### Data to use
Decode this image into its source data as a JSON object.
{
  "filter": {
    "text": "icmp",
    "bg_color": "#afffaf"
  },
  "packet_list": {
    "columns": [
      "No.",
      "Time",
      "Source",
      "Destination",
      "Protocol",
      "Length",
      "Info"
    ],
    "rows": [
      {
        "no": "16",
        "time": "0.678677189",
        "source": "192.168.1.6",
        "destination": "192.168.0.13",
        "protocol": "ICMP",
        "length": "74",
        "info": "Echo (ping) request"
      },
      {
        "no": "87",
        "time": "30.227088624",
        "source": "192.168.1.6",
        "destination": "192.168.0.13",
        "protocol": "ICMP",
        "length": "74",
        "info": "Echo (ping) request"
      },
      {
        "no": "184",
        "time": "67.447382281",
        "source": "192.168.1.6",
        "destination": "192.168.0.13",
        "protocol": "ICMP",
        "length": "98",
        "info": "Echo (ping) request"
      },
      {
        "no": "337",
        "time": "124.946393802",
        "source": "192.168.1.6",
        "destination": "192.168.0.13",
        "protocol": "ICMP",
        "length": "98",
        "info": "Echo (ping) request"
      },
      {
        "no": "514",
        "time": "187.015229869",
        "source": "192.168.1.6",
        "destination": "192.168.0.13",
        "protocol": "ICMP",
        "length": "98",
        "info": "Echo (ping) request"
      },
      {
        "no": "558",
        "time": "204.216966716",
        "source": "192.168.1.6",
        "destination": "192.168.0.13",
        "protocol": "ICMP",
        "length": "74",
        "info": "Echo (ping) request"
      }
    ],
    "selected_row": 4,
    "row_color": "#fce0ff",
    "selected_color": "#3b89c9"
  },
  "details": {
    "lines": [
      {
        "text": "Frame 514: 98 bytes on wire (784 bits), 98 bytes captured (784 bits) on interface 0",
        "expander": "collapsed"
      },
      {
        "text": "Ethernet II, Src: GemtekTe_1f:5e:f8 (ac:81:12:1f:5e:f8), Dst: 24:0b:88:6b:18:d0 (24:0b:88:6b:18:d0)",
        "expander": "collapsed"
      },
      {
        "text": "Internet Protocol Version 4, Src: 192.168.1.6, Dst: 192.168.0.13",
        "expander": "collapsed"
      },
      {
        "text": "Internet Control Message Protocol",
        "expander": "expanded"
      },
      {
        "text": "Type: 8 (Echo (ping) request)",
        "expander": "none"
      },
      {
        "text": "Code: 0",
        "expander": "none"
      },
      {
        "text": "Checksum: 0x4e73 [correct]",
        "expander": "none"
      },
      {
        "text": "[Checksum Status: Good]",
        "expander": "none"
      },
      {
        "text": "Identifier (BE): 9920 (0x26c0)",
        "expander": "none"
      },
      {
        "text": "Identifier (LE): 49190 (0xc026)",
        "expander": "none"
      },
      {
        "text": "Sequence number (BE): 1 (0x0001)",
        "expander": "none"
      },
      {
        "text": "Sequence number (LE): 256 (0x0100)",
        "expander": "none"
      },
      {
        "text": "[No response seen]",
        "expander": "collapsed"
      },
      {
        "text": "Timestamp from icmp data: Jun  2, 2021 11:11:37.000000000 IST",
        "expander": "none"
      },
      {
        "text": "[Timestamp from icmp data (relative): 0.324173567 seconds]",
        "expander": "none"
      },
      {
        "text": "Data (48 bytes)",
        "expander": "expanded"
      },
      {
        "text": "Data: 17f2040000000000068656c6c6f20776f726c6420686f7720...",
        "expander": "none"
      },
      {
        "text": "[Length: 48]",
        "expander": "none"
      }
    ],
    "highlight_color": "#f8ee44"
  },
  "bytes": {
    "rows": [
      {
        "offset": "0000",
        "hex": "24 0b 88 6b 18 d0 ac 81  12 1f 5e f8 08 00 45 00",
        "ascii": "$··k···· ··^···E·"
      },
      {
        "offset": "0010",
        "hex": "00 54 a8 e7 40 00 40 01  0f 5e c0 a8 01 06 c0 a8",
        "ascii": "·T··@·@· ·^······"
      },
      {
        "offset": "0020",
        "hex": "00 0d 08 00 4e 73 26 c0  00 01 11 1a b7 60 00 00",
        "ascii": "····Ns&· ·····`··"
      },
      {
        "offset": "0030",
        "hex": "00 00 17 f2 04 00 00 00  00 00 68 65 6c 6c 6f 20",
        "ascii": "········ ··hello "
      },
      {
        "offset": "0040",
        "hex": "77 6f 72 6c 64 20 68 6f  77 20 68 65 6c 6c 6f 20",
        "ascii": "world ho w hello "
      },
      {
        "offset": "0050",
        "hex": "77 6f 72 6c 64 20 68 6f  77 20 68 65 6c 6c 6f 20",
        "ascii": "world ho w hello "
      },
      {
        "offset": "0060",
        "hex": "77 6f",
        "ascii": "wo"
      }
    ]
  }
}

### Work to complete
Copy all the records above precisely.

### Response to this exercise
Decode this image into its source data as a JSON object.
{
  "filter": {
    "text": "icmp",
    "bg_color": "#afffaf"
  },
  "packet_list": {
    "columns": [
      "No.",
      "Time",
      "Source",
      "Destination",
      "Protocol",
      "Length",
      "Info"
    ],
    "rows": [
      {
        "no": "16",
        "time": "0.678677189",
        "source": "192.168.1.6",
        "destination": "192.168.0.13",
        "protocol": "ICMP",
        "length": "74",
        "info": "Echo (ping) request"
      },
      {
        "no": "87",
        "time": "30.227088624",
        "source": "192.168.1.6",
        "destination": "192.168.0.13",
        "protocol": "ICMP",
        "length": "74",
        "info": "Echo (ping) request"
      },
      {
        "no": "184",
        "time": "67.447382281",
        "source": "192.168.1.6",
        "destination": "192.168.0.13",
        "protocol": "ICMP",
        "length": "98",
        "info": "Echo (ping) request"
      },
      {
        "no": "337",
        "time": "124.946393802",
        "source": "192.168.1.6",
        "destination": "192.168.0.13",
        "protocol": "ICMP",
        "length": "98",
        "info": "Echo (ping) request"
      },
      {
        "no": "514",
        "time": "187.015229869",
        "source": "192.168.1.6",
        "destination": "192.168.0.13",
        "protocol": "ICMP",
        "length": "98",
        "info": "Echo (ping) request"
      },
      {
        "no": "558",
        "time": "204.216966716",
        "source": "192.168.1.6",
        "destination": "192.168.0.13",
        "protocol": "ICMP",
        "length": "74",
        "info": "Echo (ping) request"
      }
    ],
    "selected_row": 4,
    "row_color": "#fce0ff",
    "selected_color": "#3b89c9"
  },
  "details": {
    "lines": [
      {
        "text": "Frame 514: 98 bytes on wire (784 bits), 98 bytes captured (784 bits) on interface 0",
        "expander": "collapsed"
      },
      {
        "text": "Ethernet II, Src: GemtekTe_1f:5e:f8 (ac:81:12:1f:5e:f8), Dst: 24:0b:88:6b:18:d0 (24:0b:88:6b:18:d0)",
        "expander": "collapsed"
      },
      {
        "text": "Internet Protocol Version 4, Src: 192.168.1.6, Dst: 192.168.0.13",
        "expander": "collapsed"
      },
      {
        "text": "Internet Control Message Protocol",
        "expander": "expanded"
      },
      {
        "text": "Type: 8 (Echo (ping) request)",
        "expander": "none"
      },
      {
        "text": "Code: 0",
        "expander": "none"
      },
      {
        "text": "Checksum: 0x4e73 [correct]",
        "expander": "none"
      },
      {
        "text": "[Checksum Status: Good]",
        "expander": "none"
      },
      {
        "text": "Identifier (BE): 9920 (0x26c0)",
        "expander": "none"
      },
      {
        "text": "Identifier (LE): 49190 (0xc026)",
        "expander": "none"
      },
      {
        "text": "Sequence number (BE): 1 (0x0001)",
        "expander": "none"
      },
      {
        "text": "Sequence number (LE): 256 (0x0100)",
        "expander": "none"
      },
      {
        "text": "[No response seen]",
        "expander": "collapsed"
      },
      {
        "text": "Timestamp from icmp data: Jun  2, 2021 11:11:37.000000000 IST",
        "expander": "none"
      },
      {
        "text": "[Timestamp from icmp data (relative): 0.324173567 seconds]",
        "expander": "none"
      },
      {
        "text": "Data (48 bytes)",
        "expander": "expanded"
      },
      {
        "text": "Data: 17f2040000000000068656c6c6f20776f726c6420686f7720...",
        "expander": "none"
      },
      {
        "text": "[Length: 48]",
        "expander": "none"
      }
    ],
    "highlight_color": "#f8ee44"
  },
  "bytes": {
    "rows": [
      {
        "offset": "0000",
        "hex": "24 0b 88 6b 18 d0 ac 81  12 1f 5e f8 08 00 45 00",
        "ascii": "$··k···· ··^···E·"
      },
      {
        "offset": "0010",
        "hex": "00 54 a8 e7 40 00 40 01  0f 5e c0 a8 01 06 c0 a8",
        "ascii": "·T··@·@· ·^······"
      },
      {
        "offset": "0020",
        "hex": "00 0d 08 00 4e 73 26 c0  00 01 11 1a b7 60 00 00",
        "ascii": "····Ns&· ·····`··"
      },
      {
        "offset": "0030",
        "hex": "00 00 17 f2 04 00 00 00  00 00 68 65 6c 6c 6f 20",
        "ascii": "········ ··hello "
      },
      {
        "offset": "0040",
        "hex": "77 6f 72 6c 64 20 68 6f  77 20 68 65 6c 6c 6f 20",
        "ascii": "world ho w hello "
      },
      {
        "offset": "0050",
        "hex": "77 6f 72 6c 64 20 68 6f  77 20 68 65 6c 6c 6f 20",
        "ascii": "world ho w hello "
      },
      {
        "offset": "0060",
        "hex": "77 6f",
        "ascii": "wo"
      }
    ]
  }
}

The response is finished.